Lines that hold the word "this" should be located and copied.

— start —

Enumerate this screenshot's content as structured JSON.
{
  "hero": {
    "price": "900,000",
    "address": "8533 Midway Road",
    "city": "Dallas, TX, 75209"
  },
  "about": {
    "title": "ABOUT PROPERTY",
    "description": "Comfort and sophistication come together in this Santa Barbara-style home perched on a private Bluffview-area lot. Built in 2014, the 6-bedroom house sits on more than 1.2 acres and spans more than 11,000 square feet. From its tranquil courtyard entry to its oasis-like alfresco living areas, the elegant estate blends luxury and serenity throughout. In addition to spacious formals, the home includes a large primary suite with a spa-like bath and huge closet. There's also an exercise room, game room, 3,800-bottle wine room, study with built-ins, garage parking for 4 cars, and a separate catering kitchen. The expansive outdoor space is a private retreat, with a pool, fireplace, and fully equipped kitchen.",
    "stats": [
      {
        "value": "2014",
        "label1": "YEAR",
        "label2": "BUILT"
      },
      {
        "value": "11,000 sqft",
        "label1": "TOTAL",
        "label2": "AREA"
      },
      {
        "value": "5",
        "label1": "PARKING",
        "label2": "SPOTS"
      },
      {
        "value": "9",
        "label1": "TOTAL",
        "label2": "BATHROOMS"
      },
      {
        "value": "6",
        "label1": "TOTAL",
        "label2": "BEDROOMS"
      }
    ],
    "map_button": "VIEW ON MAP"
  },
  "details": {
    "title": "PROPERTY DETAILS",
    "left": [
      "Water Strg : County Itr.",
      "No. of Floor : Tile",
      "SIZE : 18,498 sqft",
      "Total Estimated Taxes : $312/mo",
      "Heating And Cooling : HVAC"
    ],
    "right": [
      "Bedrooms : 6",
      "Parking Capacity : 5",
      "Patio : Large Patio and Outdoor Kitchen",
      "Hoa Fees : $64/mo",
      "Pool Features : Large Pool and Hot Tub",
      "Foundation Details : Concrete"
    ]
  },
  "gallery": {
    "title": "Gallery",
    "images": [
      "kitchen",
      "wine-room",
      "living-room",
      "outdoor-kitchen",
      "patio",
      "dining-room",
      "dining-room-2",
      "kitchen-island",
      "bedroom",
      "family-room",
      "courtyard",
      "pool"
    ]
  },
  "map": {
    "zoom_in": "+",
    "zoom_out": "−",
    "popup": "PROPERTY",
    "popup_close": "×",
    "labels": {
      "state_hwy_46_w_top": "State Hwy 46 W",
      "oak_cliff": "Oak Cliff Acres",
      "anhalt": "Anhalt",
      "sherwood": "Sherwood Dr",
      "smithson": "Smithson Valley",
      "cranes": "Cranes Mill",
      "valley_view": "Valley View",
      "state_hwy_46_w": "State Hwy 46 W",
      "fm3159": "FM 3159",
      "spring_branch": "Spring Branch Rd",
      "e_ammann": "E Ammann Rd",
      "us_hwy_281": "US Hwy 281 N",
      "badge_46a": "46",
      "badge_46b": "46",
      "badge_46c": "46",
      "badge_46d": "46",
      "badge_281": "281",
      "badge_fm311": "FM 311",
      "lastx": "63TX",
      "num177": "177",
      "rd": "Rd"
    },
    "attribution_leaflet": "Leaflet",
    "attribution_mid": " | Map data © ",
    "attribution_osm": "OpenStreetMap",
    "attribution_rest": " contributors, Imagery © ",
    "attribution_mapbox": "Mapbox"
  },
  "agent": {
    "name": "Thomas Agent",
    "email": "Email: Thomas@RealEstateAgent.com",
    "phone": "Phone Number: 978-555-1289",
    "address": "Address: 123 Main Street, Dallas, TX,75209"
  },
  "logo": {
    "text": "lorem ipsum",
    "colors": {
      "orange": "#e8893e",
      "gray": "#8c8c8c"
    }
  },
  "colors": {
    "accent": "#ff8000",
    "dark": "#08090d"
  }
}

— end —
— start —

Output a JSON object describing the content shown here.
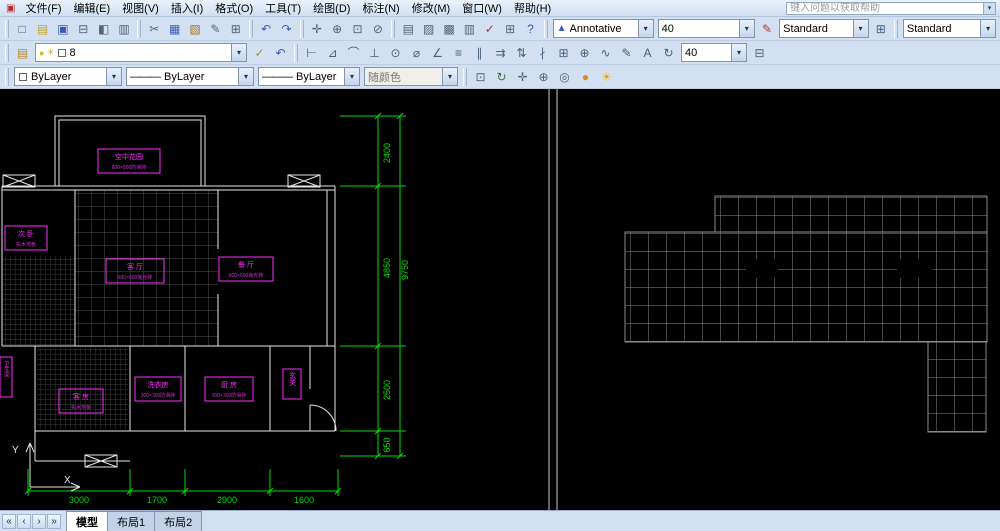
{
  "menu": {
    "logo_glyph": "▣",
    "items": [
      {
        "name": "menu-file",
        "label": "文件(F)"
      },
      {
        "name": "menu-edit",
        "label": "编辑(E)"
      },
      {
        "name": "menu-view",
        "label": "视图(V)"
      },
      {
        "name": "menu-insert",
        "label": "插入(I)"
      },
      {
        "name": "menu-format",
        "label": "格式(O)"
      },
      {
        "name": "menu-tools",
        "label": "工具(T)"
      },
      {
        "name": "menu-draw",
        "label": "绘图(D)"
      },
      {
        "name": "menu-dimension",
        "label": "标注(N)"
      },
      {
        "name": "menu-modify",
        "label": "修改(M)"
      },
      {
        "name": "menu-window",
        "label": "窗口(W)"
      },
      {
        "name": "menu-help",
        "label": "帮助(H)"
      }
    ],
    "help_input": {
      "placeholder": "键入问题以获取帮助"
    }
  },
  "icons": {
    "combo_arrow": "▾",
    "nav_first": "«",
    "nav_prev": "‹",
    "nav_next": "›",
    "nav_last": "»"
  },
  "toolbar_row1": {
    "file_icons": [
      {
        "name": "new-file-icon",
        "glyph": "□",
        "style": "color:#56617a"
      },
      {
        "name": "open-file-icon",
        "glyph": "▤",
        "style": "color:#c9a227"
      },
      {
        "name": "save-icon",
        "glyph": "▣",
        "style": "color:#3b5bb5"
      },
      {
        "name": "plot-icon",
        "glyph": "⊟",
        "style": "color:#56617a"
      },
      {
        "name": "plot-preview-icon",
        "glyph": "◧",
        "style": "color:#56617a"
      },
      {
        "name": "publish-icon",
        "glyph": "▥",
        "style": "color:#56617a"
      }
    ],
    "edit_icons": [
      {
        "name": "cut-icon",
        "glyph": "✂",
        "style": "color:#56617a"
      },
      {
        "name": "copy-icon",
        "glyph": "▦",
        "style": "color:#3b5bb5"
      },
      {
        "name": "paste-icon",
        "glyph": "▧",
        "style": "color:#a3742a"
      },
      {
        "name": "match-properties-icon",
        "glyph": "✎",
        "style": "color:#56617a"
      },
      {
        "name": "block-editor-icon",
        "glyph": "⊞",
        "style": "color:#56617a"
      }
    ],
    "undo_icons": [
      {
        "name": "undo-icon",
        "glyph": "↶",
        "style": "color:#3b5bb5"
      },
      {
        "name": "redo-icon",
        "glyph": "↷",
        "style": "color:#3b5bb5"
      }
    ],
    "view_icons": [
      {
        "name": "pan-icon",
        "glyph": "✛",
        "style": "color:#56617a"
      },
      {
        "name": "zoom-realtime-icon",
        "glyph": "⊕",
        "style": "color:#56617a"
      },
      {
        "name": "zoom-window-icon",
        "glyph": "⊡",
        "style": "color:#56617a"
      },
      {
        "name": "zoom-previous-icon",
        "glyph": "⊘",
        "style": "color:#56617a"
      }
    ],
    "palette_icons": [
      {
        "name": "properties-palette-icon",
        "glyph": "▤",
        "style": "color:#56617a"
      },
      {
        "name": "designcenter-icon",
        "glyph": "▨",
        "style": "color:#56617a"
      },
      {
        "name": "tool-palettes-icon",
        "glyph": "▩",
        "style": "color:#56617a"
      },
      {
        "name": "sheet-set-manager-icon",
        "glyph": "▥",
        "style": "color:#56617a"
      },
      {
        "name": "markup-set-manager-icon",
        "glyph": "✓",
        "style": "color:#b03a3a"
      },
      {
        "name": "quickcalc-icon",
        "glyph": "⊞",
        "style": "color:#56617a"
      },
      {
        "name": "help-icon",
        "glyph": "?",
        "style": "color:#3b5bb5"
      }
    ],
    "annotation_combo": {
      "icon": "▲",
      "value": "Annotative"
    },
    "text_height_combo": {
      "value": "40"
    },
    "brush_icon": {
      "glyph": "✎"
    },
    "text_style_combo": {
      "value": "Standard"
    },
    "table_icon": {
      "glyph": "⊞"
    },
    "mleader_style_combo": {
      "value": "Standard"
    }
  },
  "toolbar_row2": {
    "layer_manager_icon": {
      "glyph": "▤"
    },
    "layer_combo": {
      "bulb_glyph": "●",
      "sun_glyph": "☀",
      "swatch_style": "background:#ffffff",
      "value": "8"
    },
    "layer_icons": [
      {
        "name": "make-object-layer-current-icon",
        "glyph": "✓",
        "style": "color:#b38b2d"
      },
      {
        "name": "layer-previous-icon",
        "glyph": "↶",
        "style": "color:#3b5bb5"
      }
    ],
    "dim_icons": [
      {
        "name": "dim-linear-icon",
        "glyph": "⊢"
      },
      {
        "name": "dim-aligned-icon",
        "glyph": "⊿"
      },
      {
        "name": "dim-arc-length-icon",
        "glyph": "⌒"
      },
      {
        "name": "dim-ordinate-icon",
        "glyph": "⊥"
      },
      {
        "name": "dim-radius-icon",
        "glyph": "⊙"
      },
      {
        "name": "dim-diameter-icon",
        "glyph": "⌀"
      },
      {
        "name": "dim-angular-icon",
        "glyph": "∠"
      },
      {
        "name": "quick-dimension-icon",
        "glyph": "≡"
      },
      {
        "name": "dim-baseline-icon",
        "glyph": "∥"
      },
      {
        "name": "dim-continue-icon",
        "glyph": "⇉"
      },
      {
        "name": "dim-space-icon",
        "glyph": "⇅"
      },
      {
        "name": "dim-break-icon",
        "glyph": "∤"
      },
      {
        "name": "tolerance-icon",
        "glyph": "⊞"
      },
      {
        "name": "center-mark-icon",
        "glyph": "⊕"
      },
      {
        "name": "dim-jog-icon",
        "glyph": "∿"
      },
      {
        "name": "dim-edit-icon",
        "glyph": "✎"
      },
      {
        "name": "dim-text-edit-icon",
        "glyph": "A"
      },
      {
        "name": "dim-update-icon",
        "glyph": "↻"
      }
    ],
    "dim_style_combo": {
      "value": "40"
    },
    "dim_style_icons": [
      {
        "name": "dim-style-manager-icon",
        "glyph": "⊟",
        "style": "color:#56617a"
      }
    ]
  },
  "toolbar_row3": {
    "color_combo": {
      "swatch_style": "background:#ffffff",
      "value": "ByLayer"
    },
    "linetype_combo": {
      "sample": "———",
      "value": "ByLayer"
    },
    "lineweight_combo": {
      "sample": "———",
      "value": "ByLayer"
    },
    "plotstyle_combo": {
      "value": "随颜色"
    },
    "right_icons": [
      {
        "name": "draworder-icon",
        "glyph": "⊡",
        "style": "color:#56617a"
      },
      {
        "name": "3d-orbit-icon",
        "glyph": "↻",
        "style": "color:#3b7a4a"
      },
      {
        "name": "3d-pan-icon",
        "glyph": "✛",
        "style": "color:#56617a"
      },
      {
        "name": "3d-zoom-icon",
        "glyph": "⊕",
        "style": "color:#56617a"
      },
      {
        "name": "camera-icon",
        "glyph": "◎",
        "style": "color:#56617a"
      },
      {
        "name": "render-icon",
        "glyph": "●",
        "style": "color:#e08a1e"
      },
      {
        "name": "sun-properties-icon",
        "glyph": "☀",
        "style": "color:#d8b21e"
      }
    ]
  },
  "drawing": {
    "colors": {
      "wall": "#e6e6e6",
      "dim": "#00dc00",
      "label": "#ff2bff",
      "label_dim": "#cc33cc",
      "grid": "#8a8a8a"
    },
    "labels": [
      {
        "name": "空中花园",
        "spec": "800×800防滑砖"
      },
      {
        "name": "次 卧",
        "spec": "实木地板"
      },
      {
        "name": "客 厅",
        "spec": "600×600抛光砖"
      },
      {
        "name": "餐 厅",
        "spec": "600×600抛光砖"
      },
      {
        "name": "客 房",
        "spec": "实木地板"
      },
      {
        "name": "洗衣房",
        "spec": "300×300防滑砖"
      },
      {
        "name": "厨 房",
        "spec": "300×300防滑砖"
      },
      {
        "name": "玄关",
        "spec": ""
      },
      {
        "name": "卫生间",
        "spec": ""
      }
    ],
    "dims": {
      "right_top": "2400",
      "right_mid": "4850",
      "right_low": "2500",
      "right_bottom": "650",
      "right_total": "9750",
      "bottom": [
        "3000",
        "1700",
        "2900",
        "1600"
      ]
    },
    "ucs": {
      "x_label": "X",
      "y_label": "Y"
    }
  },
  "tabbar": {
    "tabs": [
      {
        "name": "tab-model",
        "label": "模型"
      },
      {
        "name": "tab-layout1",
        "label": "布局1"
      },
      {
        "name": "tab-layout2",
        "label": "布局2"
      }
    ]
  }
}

— end —

= Task solution =
Enumerate this screenshot's content as structured JSON.
    "description": "Comfort and sophistication come together in this Santa Barbara-style home perched on a private Bluffview-area lot. Built in 2014, the 6-bedroom house sits on more than 1.2 acres and spans more than 11,000 square feet. From its tranquil courtyard entry to its oasis-like alfresco living areas, the elegant estate blends luxury and serenity throughout. In addition to spacious formals, the home includes a large primary suite with a spa-like bath and huge closet. There's also an exercise room, game room, 3,800-bottle wine room, study with built-ins, garage parking for 4 cars, and a separate catering kitchen. The expansive outdoor space is a private retreat, with a pool, fireplace, and fully equipped kitchen.",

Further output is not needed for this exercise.